WHAT IS BEING ASKED:
Your task is to retype each line of the data below exactly.

### INFORMATION PROVIDED ###

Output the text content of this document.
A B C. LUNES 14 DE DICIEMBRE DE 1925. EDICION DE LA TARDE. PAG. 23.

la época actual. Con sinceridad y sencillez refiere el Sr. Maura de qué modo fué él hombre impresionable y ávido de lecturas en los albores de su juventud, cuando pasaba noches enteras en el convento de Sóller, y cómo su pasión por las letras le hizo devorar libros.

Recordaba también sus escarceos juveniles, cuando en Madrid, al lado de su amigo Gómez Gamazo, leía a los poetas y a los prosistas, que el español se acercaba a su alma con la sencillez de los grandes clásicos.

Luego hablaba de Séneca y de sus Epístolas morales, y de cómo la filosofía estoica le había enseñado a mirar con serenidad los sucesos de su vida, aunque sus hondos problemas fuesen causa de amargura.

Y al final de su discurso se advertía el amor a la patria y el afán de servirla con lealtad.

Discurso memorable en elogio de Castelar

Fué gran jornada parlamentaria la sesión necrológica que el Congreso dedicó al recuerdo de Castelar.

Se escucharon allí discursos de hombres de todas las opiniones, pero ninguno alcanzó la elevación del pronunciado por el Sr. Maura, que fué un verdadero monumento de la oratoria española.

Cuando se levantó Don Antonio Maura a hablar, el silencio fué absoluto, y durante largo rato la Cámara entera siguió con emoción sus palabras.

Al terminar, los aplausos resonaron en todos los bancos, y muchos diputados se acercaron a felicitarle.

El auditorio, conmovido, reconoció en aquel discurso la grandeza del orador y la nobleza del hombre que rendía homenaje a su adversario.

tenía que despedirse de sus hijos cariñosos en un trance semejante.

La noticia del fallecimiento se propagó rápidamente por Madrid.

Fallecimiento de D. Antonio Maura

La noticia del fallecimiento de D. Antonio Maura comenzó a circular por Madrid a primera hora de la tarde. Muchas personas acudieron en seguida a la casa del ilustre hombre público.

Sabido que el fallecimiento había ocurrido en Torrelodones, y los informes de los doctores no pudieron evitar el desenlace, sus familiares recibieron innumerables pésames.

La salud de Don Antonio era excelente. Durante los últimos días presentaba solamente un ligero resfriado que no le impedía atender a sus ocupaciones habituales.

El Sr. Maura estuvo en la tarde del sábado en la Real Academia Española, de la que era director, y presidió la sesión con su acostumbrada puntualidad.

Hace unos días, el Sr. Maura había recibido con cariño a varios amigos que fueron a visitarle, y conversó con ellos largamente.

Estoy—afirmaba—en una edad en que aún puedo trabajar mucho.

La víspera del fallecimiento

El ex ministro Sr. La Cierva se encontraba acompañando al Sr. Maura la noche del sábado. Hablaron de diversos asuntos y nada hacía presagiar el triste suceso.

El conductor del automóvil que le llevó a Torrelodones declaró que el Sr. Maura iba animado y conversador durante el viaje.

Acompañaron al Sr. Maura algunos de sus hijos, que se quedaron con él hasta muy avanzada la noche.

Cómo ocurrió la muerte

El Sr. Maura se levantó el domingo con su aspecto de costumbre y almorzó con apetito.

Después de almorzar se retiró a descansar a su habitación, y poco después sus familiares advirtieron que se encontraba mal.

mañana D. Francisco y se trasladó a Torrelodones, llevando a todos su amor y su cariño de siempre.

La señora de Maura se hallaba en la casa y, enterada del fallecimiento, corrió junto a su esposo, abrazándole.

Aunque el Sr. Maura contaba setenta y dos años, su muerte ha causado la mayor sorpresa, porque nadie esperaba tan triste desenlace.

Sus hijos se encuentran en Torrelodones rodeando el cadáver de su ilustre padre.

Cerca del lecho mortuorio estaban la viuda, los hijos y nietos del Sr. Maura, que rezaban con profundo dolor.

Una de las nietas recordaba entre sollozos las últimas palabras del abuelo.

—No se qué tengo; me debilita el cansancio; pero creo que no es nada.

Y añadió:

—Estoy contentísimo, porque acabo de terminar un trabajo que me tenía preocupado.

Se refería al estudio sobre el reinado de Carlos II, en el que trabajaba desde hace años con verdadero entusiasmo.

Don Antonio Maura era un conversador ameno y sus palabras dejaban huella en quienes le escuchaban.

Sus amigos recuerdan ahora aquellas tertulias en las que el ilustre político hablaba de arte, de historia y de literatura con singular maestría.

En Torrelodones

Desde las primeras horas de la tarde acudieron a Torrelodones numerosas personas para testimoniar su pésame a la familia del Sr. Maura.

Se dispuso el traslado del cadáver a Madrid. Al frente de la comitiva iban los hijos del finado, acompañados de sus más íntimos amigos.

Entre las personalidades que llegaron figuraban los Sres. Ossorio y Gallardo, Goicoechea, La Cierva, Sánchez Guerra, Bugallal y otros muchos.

###

FULL ANSWER:
Output the text content of this document.
A B C. LUNES 14 DE DICIEMBRE DE 1925. EDICION DE LA TARDE. PAG. 23.

la época actual. Con sinceridad y sencillez refiere el Sr. Maura de qué modo fué él hombre impresionable y ávido de lecturas en los albores de su juventud, cuando pasaba noches enteras en el convento de Sóller, y cómo su pasión por las letras le hizo devorar libros.

Recordaba también sus escarceos juveniles, cuando en Madrid, al lado de su amigo Gómez Gamazo, leía a los poetas y a los prosistas, que el español se acercaba a su alma con la sencillez de los grandes clásicos.

Luego hablaba de Séneca y de sus Epístolas morales, y de cómo la filosofía estoica le había enseñado a mirar con serenidad los sucesos de su vida, aunque sus hondos problemas fuesen causa de amargura.

Y al final de su discurso se advertía el amor a la patria y el afán de servirla con lealtad.

Discurso memorable en elogio de Castelar

Fué gran jornada parlamentaria la sesión necrológica que el Congreso dedicó al recuerdo de Castelar.

Se escucharon allí discursos de hombres de todas las opiniones, pero ninguno alcanzó la elevación del pronunciado por el Sr. Maura, que fué un verdadero monumento de la oratoria española.

Cuando se levantó Don Antonio Maura a hablar, el silencio fué absoluto, y durante largo rato la Cámara entera siguió con emoción sus palabras.

Al terminar, los aplausos resonaron en todos los bancos, y muchos diputados se acercaron a felicitarle.

El auditorio, conmovido, reconoció en aquel discurso la grandeza del orador y la nobleza del hombre que rendía homenaje a su adversario.

tenía que despedirse de sus hijos cariñosos en un trance semejante.

La noticia del fallecimiento se propagó rápidamente por Madrid.

Fallecimiento de D. Antonio Maura

La noticia del fallecimiento de D. Antonio Maura comenzó a circular por Madrid a primera hora de la tarde. Muchas personas acudieron en seguida a la casa del ilustre hombre público.

Sabido que el fallecimiento había ocurrido en Torrelodones, y los informes de los doctores no pudieron evitar el desenlace, sus familiares recibieron innumerables pésames.

La salud de Don Antonio era excelente. Durante los últimos días presentaba solamente un ligero resfriado que no le impedía atender a sus ocupaciones habituales.

El Sr. Maura estuvo en la tarde del sábado en la Real Academia Española, de la que era director, y presidió la sesión con su acostumbrada puntualidad.

Hace unos días, el Sr. Maura había recibido con cariño a varios amigos que fueron a visitarle, y conversó con ellos largamente.

Estoy—afirmaba—en una edad en que aún puedo trabajar mucho.

La víspera del fallecimiento

El ex ministro Sr. La Cierva se encontraba acompañando al Sr. Maura la noche del sábado. Hablaron de diversos asuntos y nada hacía presagiar el triste suceso.

El conductor del automóvil que le llevó a Torrelodones declaró que el Sr. Maura iba animado y conversador durante el viaje.

Acompañaron al Sr. Maura algunos de sus hijos, que se quedaron con él hasta muy avanzada la noche.

Cómo ocurrió la muerte

El Sr. Maura se levantó el domingo con su aspecto de costumbre y almorzó con apetito.

Después de almorzar se retiró a descansar a su habitación, y poco después sus familiares advirtieron que se encontraba mal.

mañana D. Francisco y se trasladó a Torrelodones, llevando a todos su amor y su cariño de siempre.

La señora de Maura se hallaba en la casa y, enterada del fallecimiento, corrió junto a su esposo, abrazándole.

Aunque el Sr. Maura contaba setenta y dos años, su muerte ha causado la mayor sorpresa, porque nadie esperaba tan triste desenlace.

Sus hijos se encuentran en Torrelodones rodeando el cadáver de su ilustre padre.

Cerca del lecho mortuorio estaban la viuda, los hijos y nietos del Sr. Maura, que rezaban con profundo dolor.

Una de las nietas recordaba entre sollozos las últimas palabras del abuelo.

—No se qué tengo; me debilita el cansancio; pero creo que no es nada.

Y añadió:

—Estoy contentísimo, porque acabo de terminar un trabajo que me tenía preocupado.

Se refería al estudio sobre el reinado de Carlos II, en el que trabajaba desde hace años con verdadero entusiasmo.

Don Antonio Maura era un conversador ameno y sus palabras dejaban huella en quienes le escuchaban.

Sus amigos recuerdan ahora aquellas tertulias en las que el ilustre político hablaba de arte, de historia y de literatura con singular maestría.

En Torrelodones

Desde las primeras horas de la tarde acudieron a Torrelodones numerosas personas para testimoniar su pésame a la familia del Sr. Maura.

Se dispuso el traslado del cadáver a Madrid. Al frente de la comitiva iban los hijos del finado, acompañados de sus más íntimos amigos.

Entre las personalidades que llegaron figuraban los Sres. Ossorio y Gallardo, Goicoechea, La Cierva, Sánchez Guerra, Bugallal y otros muchos.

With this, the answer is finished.